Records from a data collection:
######

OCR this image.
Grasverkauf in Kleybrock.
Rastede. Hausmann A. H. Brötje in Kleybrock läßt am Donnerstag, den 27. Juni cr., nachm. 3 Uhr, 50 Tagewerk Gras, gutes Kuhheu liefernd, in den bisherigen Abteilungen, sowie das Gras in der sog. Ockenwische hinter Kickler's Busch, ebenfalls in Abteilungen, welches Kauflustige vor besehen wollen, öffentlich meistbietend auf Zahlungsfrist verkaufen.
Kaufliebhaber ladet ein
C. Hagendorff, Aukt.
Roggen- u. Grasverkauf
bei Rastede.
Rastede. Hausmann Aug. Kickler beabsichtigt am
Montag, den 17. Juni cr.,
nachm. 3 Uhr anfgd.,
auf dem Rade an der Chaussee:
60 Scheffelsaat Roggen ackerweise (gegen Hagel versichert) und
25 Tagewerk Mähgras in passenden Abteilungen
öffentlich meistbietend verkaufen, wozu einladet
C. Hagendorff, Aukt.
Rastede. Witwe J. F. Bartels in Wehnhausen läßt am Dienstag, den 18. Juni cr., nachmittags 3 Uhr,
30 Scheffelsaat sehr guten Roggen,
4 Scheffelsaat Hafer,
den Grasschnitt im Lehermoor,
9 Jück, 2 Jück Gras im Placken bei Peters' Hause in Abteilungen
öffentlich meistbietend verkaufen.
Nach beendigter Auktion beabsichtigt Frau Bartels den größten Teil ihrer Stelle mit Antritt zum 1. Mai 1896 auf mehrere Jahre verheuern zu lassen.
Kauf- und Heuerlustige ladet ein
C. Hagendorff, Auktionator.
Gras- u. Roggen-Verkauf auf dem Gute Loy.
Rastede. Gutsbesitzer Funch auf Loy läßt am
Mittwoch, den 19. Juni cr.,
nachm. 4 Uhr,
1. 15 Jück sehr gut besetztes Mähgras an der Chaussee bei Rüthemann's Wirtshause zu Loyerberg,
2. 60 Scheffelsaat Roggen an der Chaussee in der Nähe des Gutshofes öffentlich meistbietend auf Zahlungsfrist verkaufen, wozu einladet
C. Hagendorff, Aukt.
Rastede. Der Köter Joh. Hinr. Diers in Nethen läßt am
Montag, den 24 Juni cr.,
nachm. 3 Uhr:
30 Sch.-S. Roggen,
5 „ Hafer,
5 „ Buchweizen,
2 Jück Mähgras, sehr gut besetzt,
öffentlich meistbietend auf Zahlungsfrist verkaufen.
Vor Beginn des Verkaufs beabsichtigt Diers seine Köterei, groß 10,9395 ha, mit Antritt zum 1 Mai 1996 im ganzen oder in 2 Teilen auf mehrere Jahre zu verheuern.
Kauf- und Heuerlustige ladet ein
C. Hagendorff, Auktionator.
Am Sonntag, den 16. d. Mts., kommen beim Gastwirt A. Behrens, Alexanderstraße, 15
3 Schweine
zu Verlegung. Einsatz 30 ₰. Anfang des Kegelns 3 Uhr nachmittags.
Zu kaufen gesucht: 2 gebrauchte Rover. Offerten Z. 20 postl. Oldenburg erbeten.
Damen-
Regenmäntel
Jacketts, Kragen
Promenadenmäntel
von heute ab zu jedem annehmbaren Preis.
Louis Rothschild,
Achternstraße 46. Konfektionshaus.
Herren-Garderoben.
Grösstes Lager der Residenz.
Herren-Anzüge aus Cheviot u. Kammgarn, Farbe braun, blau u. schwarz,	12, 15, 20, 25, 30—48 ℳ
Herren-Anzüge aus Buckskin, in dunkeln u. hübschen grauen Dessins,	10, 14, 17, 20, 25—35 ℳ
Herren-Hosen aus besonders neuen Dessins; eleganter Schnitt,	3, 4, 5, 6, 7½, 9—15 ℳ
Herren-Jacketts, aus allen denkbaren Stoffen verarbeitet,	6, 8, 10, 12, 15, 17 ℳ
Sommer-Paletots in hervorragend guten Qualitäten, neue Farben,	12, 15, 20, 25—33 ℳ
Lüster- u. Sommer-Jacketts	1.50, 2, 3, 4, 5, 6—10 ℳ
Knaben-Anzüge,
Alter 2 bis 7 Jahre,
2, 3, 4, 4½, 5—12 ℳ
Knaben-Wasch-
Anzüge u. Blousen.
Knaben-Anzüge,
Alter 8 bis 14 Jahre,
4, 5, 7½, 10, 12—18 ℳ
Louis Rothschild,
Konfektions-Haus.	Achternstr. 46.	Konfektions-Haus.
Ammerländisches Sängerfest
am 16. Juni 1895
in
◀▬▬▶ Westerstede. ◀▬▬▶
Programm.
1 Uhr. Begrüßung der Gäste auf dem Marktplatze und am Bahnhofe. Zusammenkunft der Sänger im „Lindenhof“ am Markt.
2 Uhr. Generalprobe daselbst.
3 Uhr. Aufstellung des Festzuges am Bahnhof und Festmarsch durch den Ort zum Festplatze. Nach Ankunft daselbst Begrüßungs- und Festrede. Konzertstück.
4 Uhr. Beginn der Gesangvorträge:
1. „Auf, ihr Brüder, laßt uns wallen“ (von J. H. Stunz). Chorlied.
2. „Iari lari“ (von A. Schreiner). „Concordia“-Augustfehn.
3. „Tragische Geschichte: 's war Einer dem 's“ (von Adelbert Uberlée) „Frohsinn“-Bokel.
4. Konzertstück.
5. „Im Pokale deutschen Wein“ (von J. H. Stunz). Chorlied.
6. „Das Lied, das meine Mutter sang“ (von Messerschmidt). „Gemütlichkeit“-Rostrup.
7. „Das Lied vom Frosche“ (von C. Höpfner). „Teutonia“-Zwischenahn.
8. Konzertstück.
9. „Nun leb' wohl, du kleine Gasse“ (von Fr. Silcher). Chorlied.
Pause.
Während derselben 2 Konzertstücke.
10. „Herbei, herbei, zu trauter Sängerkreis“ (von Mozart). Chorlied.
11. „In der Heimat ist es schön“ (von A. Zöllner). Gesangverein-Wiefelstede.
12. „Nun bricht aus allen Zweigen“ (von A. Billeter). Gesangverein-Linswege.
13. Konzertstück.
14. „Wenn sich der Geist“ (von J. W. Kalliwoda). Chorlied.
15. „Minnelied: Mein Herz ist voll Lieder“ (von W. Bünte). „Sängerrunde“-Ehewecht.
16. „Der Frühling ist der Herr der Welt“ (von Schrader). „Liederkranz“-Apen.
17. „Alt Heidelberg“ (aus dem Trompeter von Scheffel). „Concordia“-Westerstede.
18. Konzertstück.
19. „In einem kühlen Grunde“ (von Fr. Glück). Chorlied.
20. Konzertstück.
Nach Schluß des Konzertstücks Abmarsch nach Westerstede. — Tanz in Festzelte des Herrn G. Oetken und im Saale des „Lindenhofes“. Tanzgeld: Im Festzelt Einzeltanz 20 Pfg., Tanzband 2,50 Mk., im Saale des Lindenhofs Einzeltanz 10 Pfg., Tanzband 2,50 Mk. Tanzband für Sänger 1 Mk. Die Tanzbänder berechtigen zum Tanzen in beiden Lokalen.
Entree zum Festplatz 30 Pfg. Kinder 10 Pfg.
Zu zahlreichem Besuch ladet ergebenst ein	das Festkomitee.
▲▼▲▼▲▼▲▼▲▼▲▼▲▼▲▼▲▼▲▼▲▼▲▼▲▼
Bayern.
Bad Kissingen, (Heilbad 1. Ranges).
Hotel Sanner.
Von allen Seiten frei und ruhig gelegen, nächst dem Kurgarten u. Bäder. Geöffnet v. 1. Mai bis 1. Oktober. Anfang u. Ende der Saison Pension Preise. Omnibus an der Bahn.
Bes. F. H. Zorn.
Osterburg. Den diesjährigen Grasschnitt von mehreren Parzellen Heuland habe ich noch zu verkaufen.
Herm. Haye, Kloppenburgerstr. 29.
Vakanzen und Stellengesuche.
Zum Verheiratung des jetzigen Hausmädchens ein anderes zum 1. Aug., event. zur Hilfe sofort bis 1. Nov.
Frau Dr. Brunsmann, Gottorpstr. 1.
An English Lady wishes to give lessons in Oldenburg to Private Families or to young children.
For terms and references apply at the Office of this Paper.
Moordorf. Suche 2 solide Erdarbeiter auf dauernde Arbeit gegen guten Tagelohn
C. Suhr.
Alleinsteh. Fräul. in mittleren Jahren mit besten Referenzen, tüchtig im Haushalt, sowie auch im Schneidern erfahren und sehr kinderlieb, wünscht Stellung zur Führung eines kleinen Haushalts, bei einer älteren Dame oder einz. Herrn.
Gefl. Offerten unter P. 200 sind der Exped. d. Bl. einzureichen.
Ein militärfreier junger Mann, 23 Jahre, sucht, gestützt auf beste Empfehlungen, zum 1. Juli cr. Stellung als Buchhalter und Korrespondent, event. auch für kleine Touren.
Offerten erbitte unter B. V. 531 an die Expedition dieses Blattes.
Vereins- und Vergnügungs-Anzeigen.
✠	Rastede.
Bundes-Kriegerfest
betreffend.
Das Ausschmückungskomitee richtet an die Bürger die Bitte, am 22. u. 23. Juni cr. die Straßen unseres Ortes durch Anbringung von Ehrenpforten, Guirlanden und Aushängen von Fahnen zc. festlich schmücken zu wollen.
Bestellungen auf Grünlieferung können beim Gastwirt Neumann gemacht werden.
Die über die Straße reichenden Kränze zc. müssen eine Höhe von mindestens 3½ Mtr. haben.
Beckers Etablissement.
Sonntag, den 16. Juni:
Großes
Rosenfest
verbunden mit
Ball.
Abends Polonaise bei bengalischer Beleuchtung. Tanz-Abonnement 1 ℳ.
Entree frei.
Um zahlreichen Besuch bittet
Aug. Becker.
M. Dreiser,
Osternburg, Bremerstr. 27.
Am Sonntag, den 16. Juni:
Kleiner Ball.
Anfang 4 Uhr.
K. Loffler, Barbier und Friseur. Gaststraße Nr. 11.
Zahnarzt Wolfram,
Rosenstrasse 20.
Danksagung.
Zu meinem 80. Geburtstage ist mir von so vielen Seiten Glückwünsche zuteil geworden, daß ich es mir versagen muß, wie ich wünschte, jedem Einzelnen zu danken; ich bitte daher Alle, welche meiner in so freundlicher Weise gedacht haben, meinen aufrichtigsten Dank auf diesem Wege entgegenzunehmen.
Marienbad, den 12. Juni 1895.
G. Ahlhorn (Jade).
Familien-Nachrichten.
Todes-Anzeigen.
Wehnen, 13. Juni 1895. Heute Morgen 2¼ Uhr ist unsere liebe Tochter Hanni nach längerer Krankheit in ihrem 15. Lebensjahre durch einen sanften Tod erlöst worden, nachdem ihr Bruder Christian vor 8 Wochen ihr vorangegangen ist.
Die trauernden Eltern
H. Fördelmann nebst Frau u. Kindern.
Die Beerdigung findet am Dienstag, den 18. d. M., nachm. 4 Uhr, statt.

######

#### [PROMPT]
Read the lines above. Gather those in which the string "Oldenburg" is found.

#### [RESULT OF THE EXERCISE]
Zu kaufen gesucht: 2 gebrauchte Rover. Offerten Z. 20 postl. Oldenburg erbeten.
An English Lady wishes to give lessons in Oldenburg to Private Families or to young children.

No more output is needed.